Recorded data:
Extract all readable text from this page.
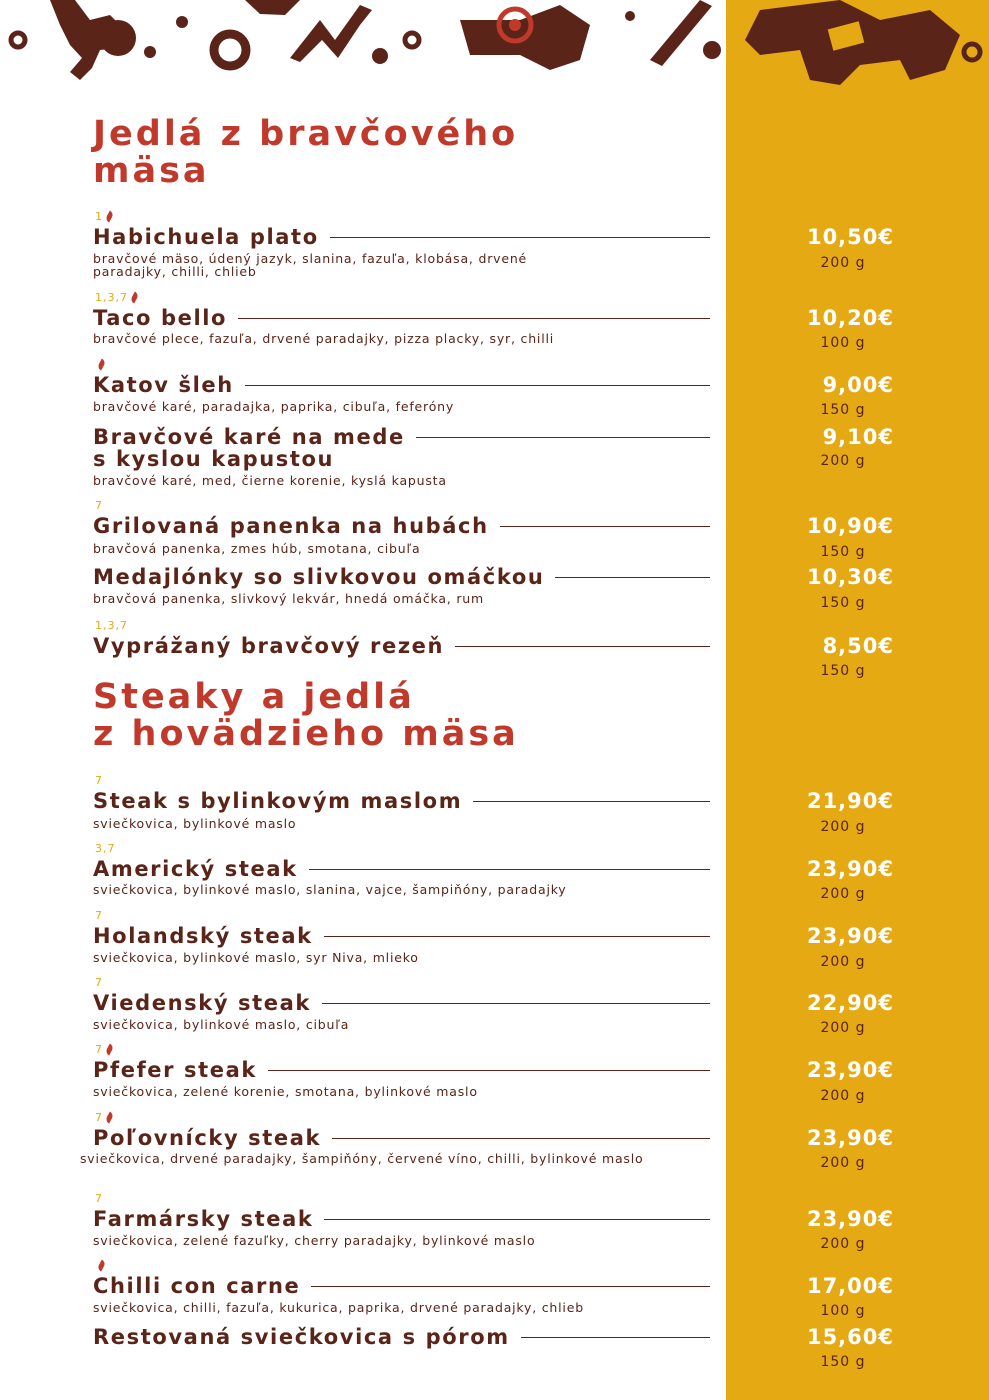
Jedlá z bravčového
mäsa
Steaky a jedlá
z hovädzieho mäsa
1
Habichuela plato
bravčové mäso, údený jazyk, slanina, fazuľa, klobása, drvené paradajky, chilli, chlieb
10,50€
200 g
1,3,7
Taco bello
bravčové plece, fazuľa, drvené paradajky, pizza placky, syr, chilli
10,20€
100 g
Katov šleh
bravčové karé, paradajka, paprika, cibuľa, feferóny
9,00€
150 g
Bravčové karé na mede
s kyslou kapustou
bravčové karé, med, čierne korenie, kyslá kapusta
9,10€
200 g
7
Grilovaná panenka na hubách
bravčová panenka, zmes húb, smotana, cibuľa
10,90€
150 g
Medajlónky so slivkovou omáčkou
bravčová panenka, slivkový lekvár, hnedá omáčka, rum
10,30€
150 g
1,3,7
Vyprážaný bravčový rezeň	8,50€
150 g
7
Steak s bylinkovým maslom
sviečkovica, bylinkové maslo
21,90€
200 g
3,7
Americký steak
sviečkovica, bylinkové maslo, slanina, vajce, šampiňóny, paradajky
23,90€
200 g
7
Holandský steak
sviečkovica, bylinkové maslo, syr Niva, mlieko
23,90€
200 g
7
Viedenský steak
sviečkovica, bylinkové maslo, cibuľa
22,90€
200 g
7
Pfefer steak
sviečkovica, zelené korenie, smotana, bylinkové maslo
23,90€
200 g
7
Poľovnícky steak
sviečkovica, drvené paradajky, šampiňóny, červené víno, chilli, bylinkové maslo
23,90€
200 g
7
Farmársky steak
sviečkovica, zelené fazuľky, cherry paradajky, bylinkové maslo
23,90€
200 g
Chilli con carne
sviečkovica, chilli, fazuľa, kukurica, paprika, drvené paradajky, chlieb
17,00€
100 g
Restovaná sviečkovica s pórom	15,60€
150 g
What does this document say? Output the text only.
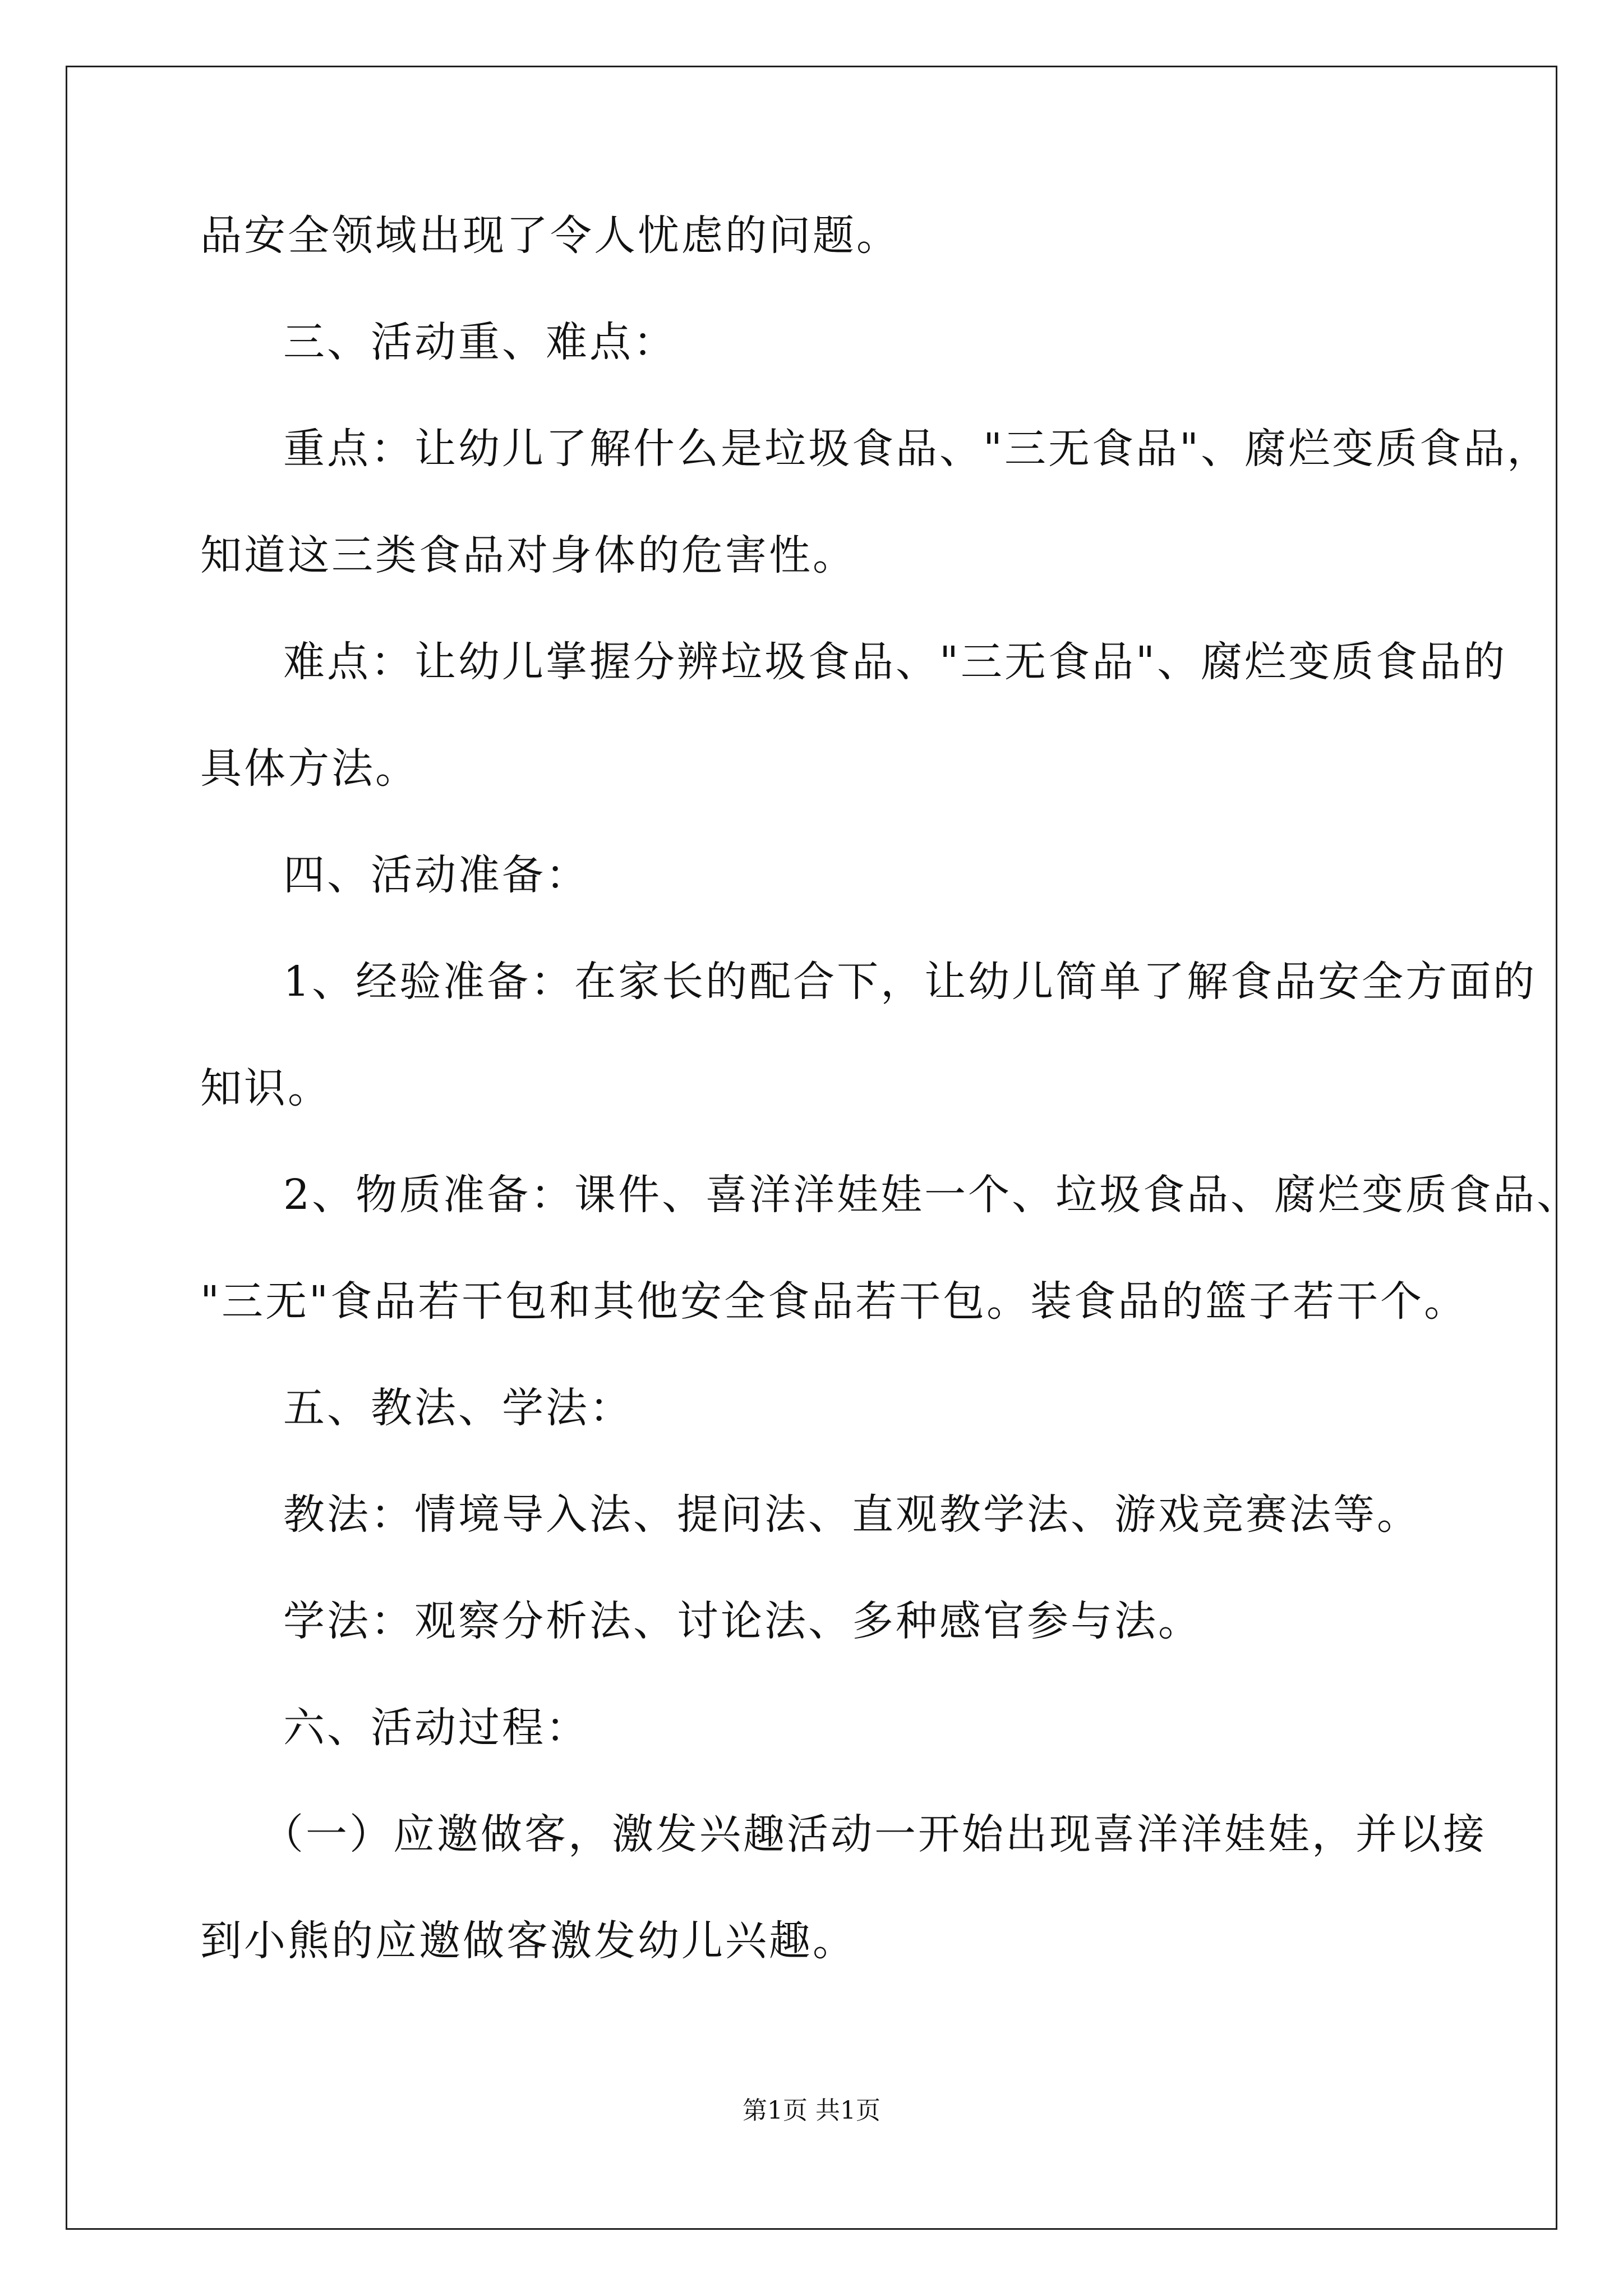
品安全领域出现了令人忧虑的问题。
三、活动重、难点：
重点：让幼儿了解什么是垃圾食品、"三无食品"、腐烂变质食品，
知道这三类食品对身体的危害性。
难点：让幼儿掌握分辨垃圾食品、"三无食品"、腐烂变质食品的
具体方法。
四、活动准备：
1、经验准备：在家长的配合下，让幼儿简单了解食品安全方面的
知识。
2、物质准备：课件、喜洋洋娃娃一个、垃圾食品、腐烂变质食品、
"三无"食品若干包和其他安全食品若干包。装食品的篮子若干个。
五、教法、学法：
教法：情境导入法、提问法、直观教学法、游戏竞赛法等。
学法：观察分析法、讨论法、多种感官参与法。
六、活动过程：
（一）应邀做客，激发兴趣活动一开始出现喜洋洋娃娃，并以接
到小熊的应邀做客激发幼儿兴趣。
第1页 共1页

◆ **What is being asked**
Print all of the records shown above exactly, leaving out each picture.

◆ **Answer to the task**
Extract all readable text from this page.
Jedlá z bravčového
mäsa
Steaky a jedlá
z hovädzieho mäsa
1
Habichuela plato
bravčové mäso, údený jazyk, slanina, fazuľa, klobása, drvené paradajky, chilli, chlieb
10,50€
200 g
1,3,7
Taco bello
bravčové plece, fazuľa, drvené paradajky, pizza placky, syr, chilli
10,20€
100 g
Katov šleh
bravčové karé, paradajka, paprika, cibuľa, feferóny
9,00€
150 g
Bravčové karé na mede
s kyslou kapustou
bravčové karé, med, čierne korenie, kyslá kapusta
9,10€
200 g
7
Grilovaná panenka na hubách
bravčová panenka, zmes húb, smotana, cibuľa
10,90€
150 g
Medajlónky so slivkovou omáčkou
bravčová panenka, slivkový lekvár, hnedá omáčka, rum
10,30€
150 g
1,3,7
Vyprážaný bravčový rezeň	8,50€
150 g
7
Steak s bylinkovým maslom
sviečkovica, bylinkové maslo
21,90€
200 g
3,7
Americký steak
sviečkovica, bylinkové maslo, slanina, vajce, šampiňóny, paradajky
23,90€
200 g
7
Holandský steak
sviečkovica, bylinkové maslo, syr Niva, mlieko
23,90€
200 g
7
Viedenský steak
sviečkovica, bylinkové maslo, cibuľa
22,90€
200 g
7
Pfefer steak
sviečkovica, zelené korenie, smotana, bylinkové maslo
23,90€
200 g
7
Poľovnícky steak
sviečkovica, drvené paradajky, šampiňóny, červené víno, chilli, bylinkové maslo
23,90€
200 g
7
Farmársky steak
sviečkovica, zelené fazuľky, cherry paradajky, bylinkové maslo
23,90€
200 g
Chilli con carne
sviečkovica, chilli, fazuľa, kukurica, paprika, drvené paradajky, chlieb
17,00€
100 g
Restovaná sviečkovica s pórom	15,60€
150 g
What does this document say? Output the text only.
品安全领域出现了令人忧虑的问题。
三、活动重、难点：
重点：让幼儿了解什么是垃圾食品、"三无食品"、腐烂变质食品，
知道这三类食品对身体的危害性。
难点：让幼儿掌握分辨垃圾食品、"三无食品"、腐烂变质食品的
具体方法。
四、活动准备：
1、经验准备：在家长的配合下，让幼儿简单了解食品安全方面的
知识。
2、物质准备：课件、喜洋洋娃娃一个、垃圾食品、腐烂变质食品、
"三无"食品若干包和其他安全食品若干包。装食品的篮子若干个。
五、教法、学法：
教法：情境导入法、提问法、直观教学法、游戏竞赛法等。
学法：观察分析法、讨论法、多种感官参与法。
六、活动过程：
（一）应邀做客，激发兴趣活动一开始出现喜洋洋娃娃，并以接
到小熊的应邀做客激发幼儿兴趣。
第1页 共1页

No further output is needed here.